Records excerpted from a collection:
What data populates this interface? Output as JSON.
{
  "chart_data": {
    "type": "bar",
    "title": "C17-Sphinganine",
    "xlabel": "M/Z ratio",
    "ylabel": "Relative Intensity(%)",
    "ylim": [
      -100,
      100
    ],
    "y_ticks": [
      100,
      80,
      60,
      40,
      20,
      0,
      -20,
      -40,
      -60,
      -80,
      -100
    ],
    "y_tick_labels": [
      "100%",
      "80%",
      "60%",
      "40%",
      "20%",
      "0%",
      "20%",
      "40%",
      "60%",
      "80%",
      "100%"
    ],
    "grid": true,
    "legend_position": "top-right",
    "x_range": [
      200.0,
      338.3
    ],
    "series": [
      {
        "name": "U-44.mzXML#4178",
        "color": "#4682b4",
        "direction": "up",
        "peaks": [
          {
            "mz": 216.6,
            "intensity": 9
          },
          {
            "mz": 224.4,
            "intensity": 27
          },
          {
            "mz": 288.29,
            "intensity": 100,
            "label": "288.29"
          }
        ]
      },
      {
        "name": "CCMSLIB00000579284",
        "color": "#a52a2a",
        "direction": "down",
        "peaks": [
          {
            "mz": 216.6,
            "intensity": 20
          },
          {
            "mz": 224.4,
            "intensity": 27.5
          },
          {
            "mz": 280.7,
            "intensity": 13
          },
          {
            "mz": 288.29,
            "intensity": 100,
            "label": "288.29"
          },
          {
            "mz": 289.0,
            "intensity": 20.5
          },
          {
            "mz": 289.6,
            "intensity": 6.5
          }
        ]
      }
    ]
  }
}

--

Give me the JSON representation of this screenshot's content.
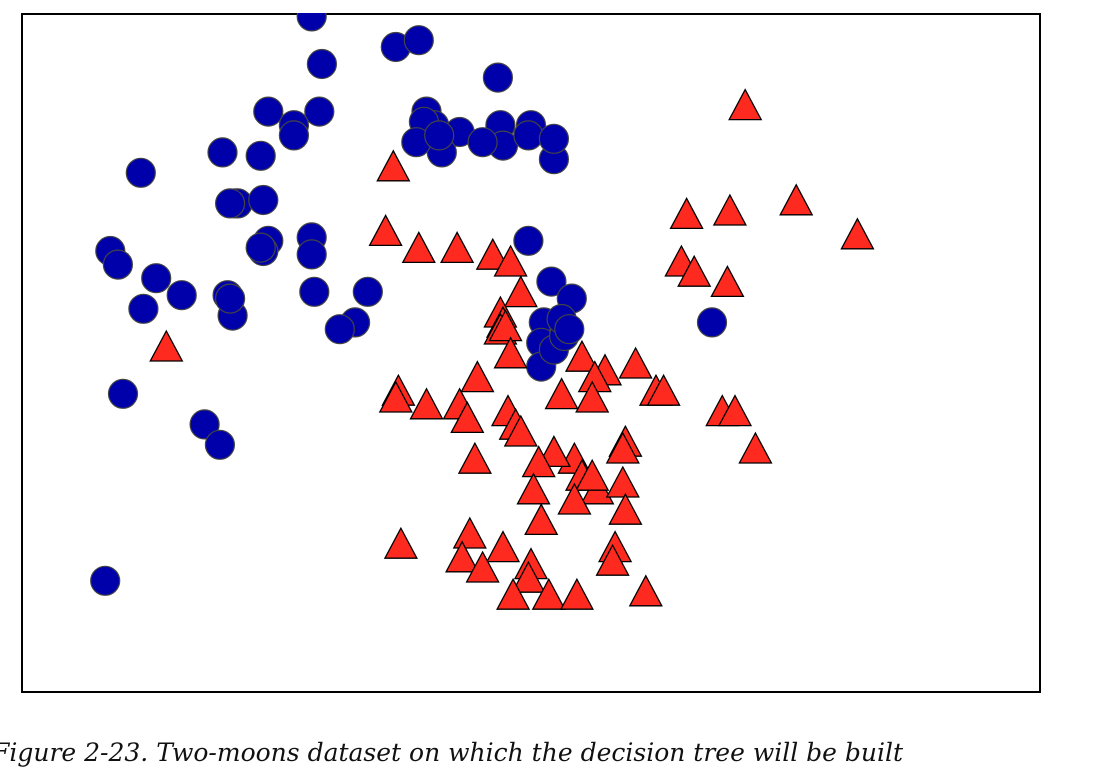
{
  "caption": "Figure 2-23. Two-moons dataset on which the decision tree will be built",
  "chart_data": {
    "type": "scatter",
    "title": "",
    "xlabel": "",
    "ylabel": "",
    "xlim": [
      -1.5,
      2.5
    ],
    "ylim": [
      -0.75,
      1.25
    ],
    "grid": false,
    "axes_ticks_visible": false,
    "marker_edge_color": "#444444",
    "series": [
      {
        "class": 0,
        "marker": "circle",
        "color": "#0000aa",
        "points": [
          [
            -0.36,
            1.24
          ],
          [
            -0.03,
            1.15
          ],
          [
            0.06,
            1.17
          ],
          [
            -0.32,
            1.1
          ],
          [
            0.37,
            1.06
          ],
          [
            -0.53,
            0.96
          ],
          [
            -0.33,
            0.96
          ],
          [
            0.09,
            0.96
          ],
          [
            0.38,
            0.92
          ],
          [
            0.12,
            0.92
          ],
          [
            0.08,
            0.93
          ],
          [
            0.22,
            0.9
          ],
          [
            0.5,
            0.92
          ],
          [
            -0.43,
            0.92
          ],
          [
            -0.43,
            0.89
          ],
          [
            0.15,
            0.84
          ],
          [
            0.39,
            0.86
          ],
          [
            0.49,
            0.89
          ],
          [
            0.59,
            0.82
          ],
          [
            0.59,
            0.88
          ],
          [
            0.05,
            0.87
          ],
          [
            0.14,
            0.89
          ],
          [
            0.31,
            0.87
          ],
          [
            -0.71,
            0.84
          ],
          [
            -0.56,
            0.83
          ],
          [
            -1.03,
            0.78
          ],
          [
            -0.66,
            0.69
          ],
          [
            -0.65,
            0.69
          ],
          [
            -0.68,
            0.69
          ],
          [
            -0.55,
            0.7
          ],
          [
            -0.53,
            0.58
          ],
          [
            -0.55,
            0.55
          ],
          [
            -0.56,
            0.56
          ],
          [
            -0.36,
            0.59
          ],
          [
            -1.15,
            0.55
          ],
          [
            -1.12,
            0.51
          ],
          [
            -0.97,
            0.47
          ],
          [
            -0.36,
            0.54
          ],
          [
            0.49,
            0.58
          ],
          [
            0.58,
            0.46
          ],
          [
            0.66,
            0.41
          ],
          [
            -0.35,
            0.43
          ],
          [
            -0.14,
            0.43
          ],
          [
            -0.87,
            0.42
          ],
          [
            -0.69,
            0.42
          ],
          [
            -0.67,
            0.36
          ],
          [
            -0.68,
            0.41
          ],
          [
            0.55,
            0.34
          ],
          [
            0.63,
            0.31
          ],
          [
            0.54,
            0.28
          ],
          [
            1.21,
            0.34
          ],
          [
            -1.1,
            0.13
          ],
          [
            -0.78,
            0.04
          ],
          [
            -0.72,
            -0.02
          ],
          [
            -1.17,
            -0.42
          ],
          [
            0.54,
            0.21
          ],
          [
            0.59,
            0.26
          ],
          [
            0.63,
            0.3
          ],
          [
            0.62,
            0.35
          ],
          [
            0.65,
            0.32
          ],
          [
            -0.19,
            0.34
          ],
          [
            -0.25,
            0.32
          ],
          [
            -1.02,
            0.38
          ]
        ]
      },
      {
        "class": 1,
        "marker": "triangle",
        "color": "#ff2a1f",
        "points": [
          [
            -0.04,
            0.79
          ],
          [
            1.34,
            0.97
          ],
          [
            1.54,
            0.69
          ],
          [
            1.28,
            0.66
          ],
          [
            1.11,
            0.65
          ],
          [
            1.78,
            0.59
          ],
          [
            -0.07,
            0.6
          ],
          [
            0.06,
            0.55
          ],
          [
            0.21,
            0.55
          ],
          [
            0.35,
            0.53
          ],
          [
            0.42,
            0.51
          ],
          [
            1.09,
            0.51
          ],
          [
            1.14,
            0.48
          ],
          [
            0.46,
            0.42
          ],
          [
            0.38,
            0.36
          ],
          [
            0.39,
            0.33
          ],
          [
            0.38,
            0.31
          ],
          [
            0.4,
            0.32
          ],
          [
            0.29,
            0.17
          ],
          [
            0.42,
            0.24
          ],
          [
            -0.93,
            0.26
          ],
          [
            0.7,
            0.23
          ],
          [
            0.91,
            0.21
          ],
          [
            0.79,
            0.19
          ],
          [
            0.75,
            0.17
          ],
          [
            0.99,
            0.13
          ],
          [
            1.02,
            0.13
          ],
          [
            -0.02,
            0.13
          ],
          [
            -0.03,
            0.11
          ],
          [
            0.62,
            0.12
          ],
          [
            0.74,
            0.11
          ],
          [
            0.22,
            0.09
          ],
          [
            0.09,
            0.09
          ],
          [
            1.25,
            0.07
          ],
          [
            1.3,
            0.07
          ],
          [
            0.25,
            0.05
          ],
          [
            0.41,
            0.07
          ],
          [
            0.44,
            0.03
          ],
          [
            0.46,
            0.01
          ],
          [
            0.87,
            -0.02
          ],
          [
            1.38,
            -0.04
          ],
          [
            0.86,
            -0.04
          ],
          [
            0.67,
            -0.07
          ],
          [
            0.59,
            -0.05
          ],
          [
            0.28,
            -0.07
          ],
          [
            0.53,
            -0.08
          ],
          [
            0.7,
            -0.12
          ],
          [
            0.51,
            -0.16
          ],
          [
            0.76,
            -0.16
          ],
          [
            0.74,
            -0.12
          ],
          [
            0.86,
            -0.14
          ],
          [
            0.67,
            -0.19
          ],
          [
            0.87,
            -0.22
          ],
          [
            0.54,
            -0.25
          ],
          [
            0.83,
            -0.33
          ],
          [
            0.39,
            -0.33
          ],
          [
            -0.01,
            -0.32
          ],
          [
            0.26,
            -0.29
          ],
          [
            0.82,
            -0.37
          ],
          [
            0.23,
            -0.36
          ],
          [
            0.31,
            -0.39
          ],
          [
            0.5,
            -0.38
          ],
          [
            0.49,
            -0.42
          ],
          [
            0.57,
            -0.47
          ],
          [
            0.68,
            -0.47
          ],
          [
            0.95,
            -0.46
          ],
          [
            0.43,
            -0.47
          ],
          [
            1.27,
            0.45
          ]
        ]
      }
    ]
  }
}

---

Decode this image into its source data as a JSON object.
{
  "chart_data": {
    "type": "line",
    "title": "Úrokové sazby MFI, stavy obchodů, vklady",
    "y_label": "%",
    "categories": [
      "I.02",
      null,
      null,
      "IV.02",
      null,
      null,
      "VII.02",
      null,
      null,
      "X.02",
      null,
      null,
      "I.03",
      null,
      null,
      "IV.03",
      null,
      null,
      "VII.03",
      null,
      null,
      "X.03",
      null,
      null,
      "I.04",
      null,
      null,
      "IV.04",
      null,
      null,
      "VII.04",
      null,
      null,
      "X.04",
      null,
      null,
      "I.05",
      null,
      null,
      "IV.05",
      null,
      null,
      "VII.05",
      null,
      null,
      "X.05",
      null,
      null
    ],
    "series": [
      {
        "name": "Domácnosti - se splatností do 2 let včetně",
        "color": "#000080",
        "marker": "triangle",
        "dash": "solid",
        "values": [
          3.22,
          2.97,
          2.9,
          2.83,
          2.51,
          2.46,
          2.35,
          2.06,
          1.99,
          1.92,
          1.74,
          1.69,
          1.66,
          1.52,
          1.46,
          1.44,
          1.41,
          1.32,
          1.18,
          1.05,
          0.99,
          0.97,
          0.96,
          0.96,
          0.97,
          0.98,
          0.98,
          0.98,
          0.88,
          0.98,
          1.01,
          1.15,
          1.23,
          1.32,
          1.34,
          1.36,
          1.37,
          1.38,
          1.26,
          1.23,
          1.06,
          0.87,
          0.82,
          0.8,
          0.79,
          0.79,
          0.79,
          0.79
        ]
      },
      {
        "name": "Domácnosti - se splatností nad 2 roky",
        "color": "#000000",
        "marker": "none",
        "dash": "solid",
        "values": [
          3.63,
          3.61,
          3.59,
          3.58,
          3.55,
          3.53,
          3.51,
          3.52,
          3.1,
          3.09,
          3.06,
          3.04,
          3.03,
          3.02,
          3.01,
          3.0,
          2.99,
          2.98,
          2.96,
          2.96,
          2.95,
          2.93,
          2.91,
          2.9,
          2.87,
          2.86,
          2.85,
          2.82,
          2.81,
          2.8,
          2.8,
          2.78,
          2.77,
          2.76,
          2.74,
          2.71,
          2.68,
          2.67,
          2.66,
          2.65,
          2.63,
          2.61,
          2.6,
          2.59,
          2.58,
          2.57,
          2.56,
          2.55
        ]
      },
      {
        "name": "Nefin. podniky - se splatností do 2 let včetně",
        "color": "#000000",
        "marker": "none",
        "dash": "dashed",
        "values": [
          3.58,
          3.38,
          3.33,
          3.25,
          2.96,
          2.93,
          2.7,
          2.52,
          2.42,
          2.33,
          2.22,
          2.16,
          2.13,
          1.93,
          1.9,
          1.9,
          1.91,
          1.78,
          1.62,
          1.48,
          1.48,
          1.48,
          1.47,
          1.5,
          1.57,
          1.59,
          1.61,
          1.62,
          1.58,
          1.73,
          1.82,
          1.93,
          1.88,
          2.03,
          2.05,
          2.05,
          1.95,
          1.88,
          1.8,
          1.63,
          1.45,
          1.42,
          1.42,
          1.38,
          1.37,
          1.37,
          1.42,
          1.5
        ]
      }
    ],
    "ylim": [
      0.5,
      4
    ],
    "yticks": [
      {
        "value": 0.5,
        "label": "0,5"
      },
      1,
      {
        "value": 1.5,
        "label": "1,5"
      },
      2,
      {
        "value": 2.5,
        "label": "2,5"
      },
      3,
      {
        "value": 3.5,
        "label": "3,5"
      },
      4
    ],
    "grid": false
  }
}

To do
Give the number of lines above in which the word "this" occurs, with nothing else.

Answer in full
3